Search the data for the word "footer" and copy every line where it occurs.

The data »
══════════
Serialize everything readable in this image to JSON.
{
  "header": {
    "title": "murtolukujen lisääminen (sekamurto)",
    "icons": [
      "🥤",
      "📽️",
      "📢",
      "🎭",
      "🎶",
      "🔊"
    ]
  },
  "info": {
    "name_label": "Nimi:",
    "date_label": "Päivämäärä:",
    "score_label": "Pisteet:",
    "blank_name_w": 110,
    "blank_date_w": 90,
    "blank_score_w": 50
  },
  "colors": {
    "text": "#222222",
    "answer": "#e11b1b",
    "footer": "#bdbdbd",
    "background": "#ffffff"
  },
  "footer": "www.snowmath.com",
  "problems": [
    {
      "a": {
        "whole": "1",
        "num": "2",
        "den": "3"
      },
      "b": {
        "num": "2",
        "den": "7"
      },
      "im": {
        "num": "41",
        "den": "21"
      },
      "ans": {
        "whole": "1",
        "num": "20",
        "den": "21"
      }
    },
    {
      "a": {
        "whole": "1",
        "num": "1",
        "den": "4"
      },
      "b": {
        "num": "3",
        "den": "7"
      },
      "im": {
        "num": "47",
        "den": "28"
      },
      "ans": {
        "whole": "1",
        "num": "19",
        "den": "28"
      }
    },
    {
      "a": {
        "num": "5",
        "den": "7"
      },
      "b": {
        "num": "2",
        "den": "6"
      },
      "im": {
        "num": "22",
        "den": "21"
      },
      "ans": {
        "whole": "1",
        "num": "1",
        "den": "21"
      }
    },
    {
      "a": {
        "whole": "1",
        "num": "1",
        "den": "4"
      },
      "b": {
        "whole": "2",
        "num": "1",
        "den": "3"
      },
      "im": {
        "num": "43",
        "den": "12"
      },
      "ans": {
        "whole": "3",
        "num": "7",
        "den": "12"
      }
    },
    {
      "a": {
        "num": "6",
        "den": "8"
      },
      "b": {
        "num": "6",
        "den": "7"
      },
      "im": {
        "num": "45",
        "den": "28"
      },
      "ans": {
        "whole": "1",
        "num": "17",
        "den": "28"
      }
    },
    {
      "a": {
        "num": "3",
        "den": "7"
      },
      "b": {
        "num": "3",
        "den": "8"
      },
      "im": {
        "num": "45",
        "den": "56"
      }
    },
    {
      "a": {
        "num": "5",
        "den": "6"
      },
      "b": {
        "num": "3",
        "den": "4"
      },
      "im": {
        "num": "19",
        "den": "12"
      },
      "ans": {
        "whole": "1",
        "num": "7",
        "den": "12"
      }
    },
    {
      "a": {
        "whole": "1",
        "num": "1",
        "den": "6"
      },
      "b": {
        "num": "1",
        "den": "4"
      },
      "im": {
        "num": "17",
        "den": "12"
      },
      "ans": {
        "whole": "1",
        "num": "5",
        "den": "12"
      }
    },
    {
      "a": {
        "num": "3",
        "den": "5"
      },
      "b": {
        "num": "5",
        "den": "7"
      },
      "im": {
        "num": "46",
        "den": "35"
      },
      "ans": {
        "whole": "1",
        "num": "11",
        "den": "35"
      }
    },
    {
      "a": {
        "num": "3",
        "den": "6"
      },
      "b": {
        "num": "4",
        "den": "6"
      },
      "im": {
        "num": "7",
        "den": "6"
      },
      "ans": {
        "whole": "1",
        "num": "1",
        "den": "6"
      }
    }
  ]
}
══════════
Exercise answer »
    "footer": "#bdbdbd",
  "footer": "www.snowmath.com",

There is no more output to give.